PROBLEM TO WORK ON
In the material below, find how many lines contain the string "补充细则". Write only that number.

Extracted data entries:
----

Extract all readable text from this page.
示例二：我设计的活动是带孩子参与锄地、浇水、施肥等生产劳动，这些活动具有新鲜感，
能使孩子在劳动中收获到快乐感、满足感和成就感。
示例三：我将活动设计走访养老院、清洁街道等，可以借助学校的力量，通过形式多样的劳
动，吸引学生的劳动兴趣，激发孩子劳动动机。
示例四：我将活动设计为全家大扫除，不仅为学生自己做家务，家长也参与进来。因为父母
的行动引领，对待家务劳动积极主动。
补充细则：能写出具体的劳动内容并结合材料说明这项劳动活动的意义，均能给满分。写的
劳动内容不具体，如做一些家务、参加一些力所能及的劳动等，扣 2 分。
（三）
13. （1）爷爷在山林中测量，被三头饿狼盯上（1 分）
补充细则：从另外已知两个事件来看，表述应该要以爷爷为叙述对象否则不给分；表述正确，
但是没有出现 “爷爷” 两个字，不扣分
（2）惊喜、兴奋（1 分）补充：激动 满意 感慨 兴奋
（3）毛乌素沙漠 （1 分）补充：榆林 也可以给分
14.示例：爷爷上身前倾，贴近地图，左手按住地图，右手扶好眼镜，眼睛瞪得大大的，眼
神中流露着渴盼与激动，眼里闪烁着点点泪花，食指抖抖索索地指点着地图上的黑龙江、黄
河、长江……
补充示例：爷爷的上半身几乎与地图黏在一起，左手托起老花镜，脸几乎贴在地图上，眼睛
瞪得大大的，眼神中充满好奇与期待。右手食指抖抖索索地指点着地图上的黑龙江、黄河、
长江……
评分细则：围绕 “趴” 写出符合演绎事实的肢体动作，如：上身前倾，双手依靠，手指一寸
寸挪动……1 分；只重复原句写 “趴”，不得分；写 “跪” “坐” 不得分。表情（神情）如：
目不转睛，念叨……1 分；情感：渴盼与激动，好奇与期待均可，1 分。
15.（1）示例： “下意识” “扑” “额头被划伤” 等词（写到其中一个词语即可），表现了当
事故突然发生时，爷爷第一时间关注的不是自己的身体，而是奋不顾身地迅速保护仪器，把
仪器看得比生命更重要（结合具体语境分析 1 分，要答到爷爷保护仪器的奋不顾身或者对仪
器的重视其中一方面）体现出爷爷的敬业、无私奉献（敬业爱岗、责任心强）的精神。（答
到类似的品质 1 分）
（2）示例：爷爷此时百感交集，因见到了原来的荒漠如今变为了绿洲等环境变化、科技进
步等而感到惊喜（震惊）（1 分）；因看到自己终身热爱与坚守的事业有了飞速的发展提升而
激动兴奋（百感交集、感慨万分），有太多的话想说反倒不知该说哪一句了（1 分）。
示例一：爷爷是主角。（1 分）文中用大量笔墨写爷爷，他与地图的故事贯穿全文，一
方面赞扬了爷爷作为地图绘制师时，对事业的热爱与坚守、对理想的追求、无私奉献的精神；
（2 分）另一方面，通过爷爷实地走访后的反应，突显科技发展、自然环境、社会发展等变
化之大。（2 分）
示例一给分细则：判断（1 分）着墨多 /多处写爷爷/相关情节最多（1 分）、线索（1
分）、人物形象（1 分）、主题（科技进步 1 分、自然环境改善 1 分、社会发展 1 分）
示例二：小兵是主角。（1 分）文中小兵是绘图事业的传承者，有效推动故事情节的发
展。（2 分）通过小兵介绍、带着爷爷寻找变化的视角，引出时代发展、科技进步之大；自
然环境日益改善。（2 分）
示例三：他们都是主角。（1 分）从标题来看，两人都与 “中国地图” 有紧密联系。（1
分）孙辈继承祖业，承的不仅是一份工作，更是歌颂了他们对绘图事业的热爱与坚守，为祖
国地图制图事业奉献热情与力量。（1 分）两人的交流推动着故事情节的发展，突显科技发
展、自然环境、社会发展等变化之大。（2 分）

----

WRITTEN REPLY
2